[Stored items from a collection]
.....
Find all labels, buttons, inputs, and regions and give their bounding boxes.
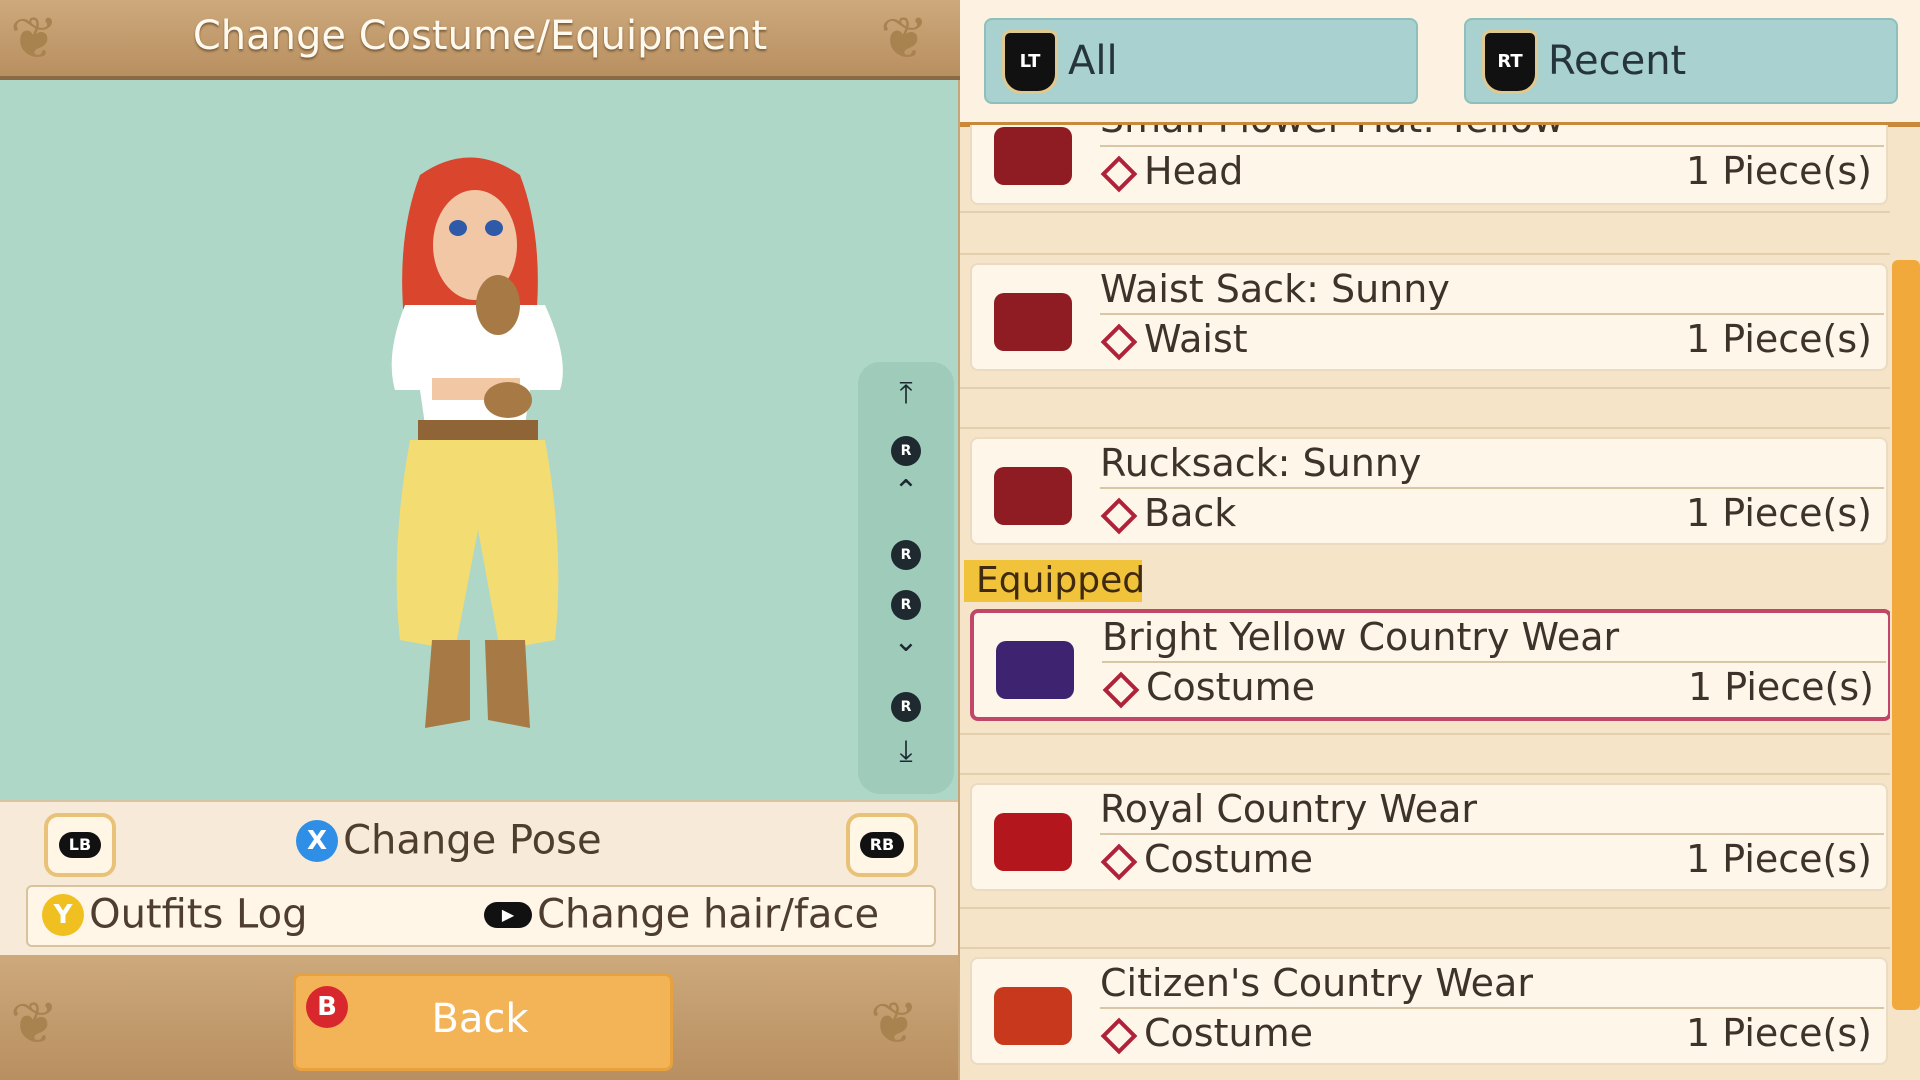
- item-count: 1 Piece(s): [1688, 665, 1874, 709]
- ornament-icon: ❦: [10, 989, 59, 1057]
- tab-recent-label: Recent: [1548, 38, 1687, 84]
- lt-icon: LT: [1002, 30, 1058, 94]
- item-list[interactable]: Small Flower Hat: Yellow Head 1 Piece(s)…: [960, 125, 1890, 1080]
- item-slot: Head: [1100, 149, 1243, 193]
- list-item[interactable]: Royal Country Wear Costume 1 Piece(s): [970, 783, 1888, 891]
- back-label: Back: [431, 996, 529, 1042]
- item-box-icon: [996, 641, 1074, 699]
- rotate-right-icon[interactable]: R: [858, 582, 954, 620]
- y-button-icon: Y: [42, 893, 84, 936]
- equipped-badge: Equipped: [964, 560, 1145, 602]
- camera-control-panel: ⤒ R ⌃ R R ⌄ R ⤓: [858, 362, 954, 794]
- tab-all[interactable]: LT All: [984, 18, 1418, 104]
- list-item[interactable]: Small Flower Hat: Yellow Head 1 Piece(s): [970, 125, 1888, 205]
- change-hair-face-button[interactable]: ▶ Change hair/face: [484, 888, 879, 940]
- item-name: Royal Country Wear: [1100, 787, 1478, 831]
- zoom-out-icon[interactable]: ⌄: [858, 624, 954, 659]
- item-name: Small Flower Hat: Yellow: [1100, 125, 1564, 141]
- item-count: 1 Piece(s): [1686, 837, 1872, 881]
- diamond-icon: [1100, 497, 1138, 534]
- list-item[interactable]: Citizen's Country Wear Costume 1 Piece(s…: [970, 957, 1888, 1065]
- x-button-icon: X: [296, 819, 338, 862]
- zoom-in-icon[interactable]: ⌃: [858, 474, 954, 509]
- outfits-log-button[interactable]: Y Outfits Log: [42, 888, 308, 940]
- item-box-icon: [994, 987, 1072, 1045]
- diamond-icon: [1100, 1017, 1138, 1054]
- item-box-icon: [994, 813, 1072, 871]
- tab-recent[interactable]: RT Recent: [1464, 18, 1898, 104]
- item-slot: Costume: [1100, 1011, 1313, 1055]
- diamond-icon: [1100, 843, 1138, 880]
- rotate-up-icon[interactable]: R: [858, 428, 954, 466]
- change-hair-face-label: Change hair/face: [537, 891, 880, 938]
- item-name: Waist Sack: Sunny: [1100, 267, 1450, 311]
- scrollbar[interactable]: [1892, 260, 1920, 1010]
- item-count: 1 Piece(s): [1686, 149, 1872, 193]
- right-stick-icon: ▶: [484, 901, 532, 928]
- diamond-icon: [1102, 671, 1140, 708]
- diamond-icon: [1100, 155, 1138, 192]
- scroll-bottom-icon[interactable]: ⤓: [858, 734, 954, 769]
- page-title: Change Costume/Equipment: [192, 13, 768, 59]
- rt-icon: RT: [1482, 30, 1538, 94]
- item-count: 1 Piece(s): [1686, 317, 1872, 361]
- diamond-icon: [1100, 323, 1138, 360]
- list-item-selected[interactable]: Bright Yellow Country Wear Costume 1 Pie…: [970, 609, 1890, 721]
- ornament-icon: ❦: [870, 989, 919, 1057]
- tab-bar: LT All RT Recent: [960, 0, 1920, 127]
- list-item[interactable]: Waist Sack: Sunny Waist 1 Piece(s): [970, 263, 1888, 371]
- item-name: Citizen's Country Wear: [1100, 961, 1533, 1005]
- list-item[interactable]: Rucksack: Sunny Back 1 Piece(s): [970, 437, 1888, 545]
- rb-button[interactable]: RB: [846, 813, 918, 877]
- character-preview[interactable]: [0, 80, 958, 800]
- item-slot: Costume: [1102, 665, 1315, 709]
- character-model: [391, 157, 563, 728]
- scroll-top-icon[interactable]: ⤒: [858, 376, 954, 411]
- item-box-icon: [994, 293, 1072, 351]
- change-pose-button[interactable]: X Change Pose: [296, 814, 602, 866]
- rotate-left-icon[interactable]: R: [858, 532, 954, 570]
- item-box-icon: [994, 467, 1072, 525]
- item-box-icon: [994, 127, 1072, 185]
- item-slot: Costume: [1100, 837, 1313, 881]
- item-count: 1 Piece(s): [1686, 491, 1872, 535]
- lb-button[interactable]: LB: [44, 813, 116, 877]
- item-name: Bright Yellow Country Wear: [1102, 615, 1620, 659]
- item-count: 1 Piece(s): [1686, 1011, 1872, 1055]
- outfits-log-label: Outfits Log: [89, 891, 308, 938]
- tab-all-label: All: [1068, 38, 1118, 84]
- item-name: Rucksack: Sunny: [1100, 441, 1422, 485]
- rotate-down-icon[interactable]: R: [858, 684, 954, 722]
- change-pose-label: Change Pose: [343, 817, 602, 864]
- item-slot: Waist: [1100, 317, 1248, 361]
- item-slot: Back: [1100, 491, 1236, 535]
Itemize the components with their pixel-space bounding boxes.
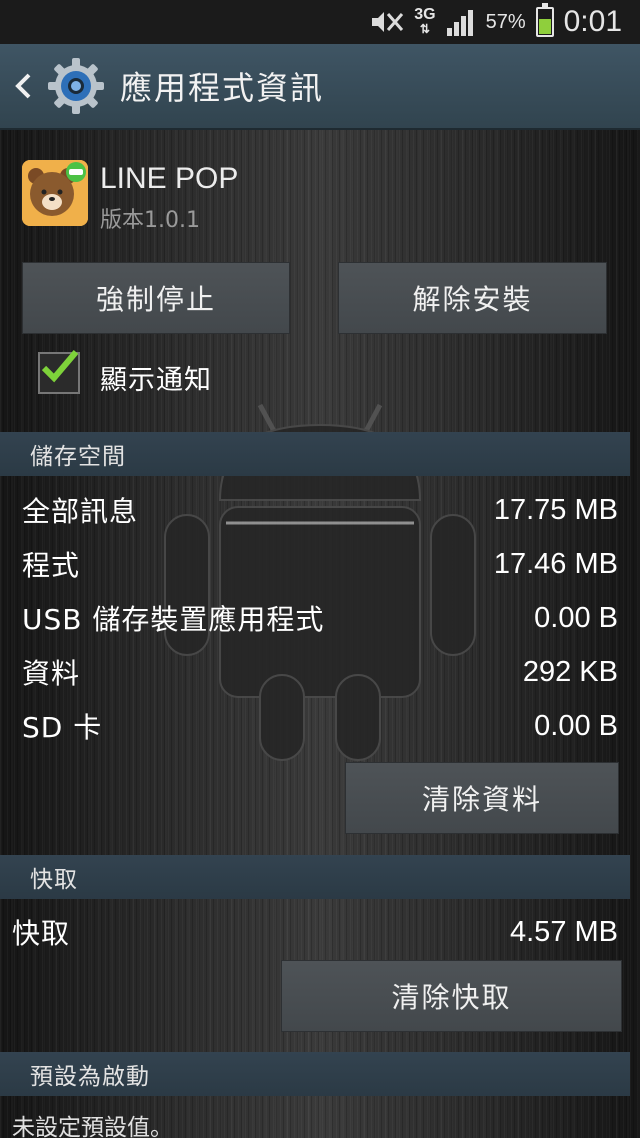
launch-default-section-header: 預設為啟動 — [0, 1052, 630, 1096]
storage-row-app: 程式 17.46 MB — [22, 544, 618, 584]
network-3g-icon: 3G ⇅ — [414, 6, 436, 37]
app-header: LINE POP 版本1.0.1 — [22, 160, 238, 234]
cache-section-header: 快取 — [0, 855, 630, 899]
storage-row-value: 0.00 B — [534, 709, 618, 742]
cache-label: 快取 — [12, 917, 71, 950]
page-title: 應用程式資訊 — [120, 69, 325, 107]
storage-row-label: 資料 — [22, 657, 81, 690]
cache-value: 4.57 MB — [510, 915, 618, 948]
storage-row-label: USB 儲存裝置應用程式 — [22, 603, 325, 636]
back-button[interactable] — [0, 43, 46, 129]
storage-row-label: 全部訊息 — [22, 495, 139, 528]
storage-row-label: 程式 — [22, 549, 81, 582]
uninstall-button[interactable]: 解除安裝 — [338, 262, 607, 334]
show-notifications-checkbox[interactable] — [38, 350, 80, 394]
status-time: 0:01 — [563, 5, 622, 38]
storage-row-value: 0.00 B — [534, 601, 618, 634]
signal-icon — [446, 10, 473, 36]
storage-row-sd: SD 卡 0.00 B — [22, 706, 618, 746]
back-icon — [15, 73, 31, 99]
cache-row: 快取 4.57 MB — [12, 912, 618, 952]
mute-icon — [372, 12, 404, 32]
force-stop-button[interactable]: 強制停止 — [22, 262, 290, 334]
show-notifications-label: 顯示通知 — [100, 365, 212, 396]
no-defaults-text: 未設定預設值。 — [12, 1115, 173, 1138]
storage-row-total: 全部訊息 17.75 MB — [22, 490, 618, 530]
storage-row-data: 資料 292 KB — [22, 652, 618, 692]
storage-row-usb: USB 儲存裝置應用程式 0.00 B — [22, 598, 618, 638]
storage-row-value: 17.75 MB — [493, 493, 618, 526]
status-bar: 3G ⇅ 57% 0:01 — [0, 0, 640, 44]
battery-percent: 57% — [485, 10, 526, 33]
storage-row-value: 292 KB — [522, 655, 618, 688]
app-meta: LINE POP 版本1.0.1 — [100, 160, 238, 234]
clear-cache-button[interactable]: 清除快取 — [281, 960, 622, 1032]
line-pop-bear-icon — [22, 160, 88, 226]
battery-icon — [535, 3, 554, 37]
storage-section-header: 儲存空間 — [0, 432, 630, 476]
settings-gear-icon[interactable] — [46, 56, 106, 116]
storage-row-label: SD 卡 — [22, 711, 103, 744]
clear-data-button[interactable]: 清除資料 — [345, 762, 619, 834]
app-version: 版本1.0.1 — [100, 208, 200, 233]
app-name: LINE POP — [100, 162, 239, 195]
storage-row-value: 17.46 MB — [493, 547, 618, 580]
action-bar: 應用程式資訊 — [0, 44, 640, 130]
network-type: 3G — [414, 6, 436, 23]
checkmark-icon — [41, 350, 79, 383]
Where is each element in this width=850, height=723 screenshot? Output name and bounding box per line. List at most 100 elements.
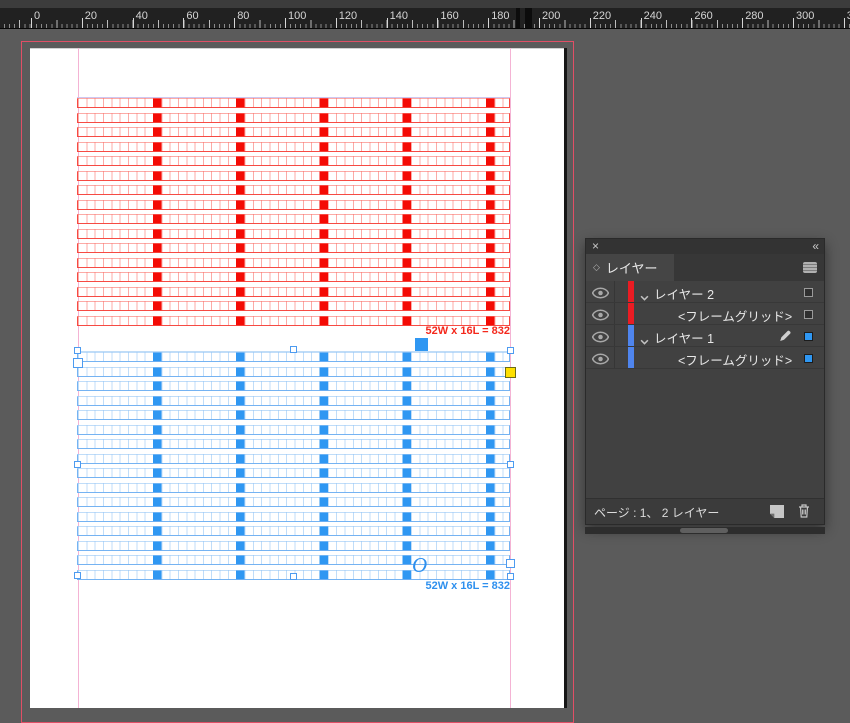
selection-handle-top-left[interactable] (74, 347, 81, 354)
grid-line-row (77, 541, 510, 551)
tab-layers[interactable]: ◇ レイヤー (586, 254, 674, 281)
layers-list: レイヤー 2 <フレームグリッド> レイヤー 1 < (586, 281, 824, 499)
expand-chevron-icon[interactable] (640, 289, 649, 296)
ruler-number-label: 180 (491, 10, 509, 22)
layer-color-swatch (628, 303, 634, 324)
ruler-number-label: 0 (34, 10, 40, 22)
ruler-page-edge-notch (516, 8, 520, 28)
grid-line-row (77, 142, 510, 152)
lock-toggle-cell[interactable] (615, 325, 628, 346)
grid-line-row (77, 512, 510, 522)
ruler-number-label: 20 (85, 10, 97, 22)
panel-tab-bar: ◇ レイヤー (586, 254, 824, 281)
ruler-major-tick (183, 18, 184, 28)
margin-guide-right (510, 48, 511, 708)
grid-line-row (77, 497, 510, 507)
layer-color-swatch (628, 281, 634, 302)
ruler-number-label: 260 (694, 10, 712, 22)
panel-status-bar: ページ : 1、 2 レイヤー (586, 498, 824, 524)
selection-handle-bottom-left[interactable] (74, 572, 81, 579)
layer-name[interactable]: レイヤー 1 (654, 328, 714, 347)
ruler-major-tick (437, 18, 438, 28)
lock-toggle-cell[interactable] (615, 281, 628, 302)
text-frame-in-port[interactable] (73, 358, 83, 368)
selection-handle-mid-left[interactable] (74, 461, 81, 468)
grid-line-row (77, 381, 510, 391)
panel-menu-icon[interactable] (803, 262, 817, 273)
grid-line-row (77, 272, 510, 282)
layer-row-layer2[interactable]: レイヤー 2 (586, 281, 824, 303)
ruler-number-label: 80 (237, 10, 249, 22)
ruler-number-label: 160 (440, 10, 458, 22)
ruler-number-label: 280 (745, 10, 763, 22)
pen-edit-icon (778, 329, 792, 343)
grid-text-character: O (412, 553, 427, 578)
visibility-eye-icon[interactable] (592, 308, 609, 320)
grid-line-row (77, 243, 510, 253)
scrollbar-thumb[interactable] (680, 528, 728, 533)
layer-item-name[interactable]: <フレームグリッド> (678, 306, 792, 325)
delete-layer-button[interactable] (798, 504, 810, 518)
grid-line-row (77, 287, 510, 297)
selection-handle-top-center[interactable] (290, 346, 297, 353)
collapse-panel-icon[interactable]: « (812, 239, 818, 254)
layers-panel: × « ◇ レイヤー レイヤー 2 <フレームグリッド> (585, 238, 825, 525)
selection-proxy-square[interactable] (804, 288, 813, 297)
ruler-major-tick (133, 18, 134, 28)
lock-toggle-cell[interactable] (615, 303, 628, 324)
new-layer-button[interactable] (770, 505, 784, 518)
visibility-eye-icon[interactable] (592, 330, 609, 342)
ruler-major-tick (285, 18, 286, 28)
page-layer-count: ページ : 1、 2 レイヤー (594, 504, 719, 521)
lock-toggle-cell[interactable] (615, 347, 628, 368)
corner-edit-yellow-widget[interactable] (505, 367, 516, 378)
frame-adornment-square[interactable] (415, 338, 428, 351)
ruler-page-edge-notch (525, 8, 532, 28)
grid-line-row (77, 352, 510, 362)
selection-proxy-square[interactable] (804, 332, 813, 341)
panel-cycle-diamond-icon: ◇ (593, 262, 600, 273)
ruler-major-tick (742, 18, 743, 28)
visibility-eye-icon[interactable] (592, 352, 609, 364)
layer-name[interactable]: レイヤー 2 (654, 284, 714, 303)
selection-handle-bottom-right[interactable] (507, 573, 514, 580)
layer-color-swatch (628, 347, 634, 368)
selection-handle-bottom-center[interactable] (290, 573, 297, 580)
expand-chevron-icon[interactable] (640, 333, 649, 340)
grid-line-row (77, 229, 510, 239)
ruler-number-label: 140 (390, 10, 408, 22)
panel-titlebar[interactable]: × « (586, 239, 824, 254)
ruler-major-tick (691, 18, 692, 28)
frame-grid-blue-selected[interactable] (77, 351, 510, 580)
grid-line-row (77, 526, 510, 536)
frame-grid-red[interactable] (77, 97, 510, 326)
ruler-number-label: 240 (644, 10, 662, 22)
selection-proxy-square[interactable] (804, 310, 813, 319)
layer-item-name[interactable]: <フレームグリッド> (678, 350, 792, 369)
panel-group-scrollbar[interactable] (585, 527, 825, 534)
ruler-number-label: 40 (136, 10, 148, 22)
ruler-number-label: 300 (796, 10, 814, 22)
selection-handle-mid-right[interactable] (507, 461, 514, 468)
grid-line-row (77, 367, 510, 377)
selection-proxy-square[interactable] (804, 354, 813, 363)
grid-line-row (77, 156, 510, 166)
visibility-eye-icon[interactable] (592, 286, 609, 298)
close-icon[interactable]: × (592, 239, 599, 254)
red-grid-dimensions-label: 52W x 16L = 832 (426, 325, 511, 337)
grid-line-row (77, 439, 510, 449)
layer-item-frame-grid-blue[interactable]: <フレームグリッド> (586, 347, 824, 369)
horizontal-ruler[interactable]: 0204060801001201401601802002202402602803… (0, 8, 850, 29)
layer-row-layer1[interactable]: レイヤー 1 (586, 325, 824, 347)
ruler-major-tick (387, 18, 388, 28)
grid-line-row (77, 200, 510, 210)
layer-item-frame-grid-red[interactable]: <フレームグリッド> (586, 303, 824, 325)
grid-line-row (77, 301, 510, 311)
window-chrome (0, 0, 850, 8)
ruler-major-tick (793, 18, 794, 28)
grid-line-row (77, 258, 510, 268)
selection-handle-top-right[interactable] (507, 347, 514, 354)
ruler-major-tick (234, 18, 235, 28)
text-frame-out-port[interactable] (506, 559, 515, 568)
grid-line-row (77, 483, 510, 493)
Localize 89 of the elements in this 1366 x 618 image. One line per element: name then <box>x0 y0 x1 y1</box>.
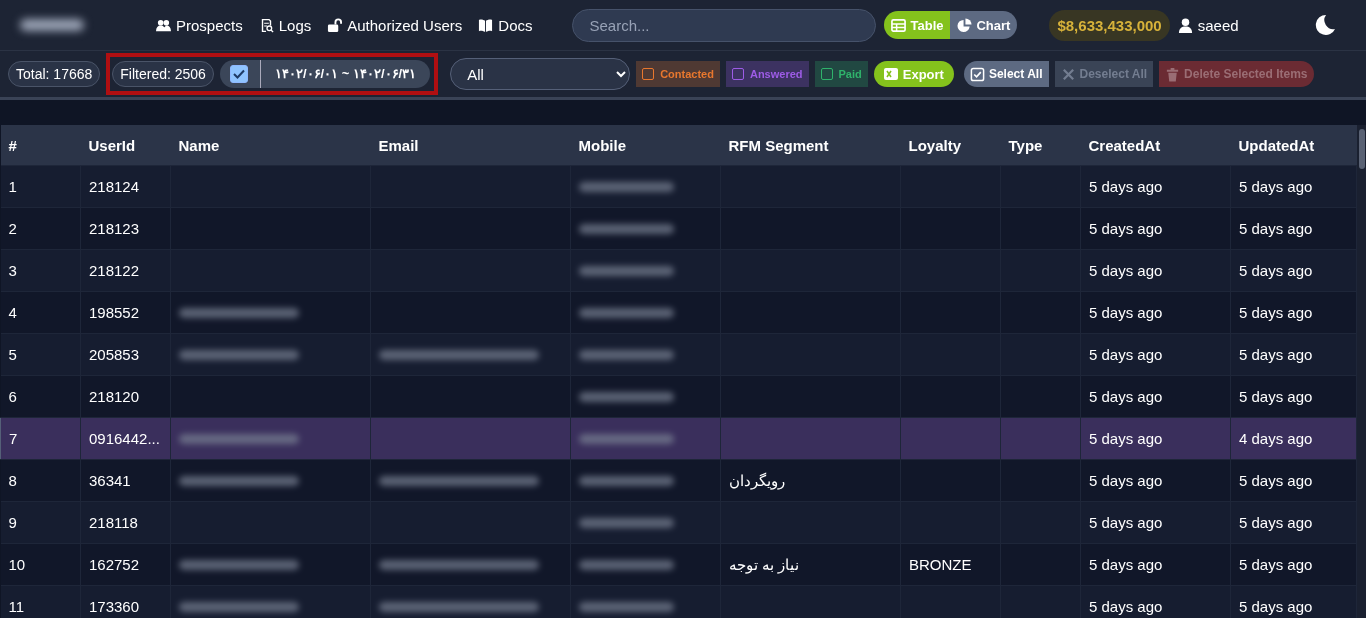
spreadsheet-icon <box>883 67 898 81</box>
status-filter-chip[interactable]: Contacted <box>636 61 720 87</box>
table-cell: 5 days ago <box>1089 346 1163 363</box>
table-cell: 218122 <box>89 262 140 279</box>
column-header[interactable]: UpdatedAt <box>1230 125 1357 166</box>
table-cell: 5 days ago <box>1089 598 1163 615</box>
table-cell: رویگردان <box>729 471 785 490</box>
.....
TASK OBJECTIVE: Return verbatim the lines of the data starting at the line containing "- item-count: 1 Piece(s): [1688, 665, 1874, 709]" and ending at the line containing "- item-box-icon: [994, 987, 1072, 1045]", with both of those lines included.

RESULT OF THE EXERCISE:
- item-count: 1 Piece(s): [1688, 665, 1874, 709]
- ornament-icon: ❦: [10, 989, 59, 1057]
- tab-recent-label: Recent: [1548, 38, 1687, 84]
- lt-icon: LT: [1002, 30, 1058, 94]
- item-list[interactable]: Small Flower Hat: Yellow Head 1 Piece(s)…: [960, 125, 1890, 1080]
- item-slot: Head: [1100, 149, 1243, 193]
- list-item[interactable]: Royal Country Wear Costume 1 Piece(s): [970, 783, 1888, 891]
- back-label: Back: [431, 996, 529, 1042]
- item-box-icon: [996, 641, 1074, 699]
- rotate-right-icon[interactable]: R: [858, 582, 954, 620]
- y-button-icon: Y: [42, 893, 84, 936]
- equipped-badge: Equipped: [964, 560, 1145, 602]
- camera-control-panel: ⤒ R ⌃ R R ⌄ R ⤓: [858, 362, 954, 794]
- tab-all[interactable]: LT All: [984, 18, 1418, 104]
- list-item[interactable]: Small Flower Hat: Yellow Head 1 Piece(s): [970, 125, 1888, 205]
- change-hair-face-button[interactable]: ▶ Change hair/face: [484, 888, 879, 940]
- item-name: Royal Country Wear: [1100, 787, 1478, 831]
- zoom-out-icon[interactable]: ⌄: [858, 624, 954, 659]
- item-name: Small Flower Hat: Yellow: [1100, 125, 1564, 141]
- item-count: 1 Piece(s): [1686, 837, 1872, 881]
- diamond-icon: [1100, 497, 1138, 534]
- list-item[interactable]: Citizen's Country Wear Costume 1 Piece(s…: [970, 957, 1888, 1065]
- x-button-icon: X: [296, 819, 338, 862]
- zoom-in-icon[interactable]: ⌃: [858, 474, 954, 509]
- outfits-log-button[interactable]: Y Outfits Log: [42, 888, 308, 940]
- item-box-icon: [994, 987, 1072, 1045]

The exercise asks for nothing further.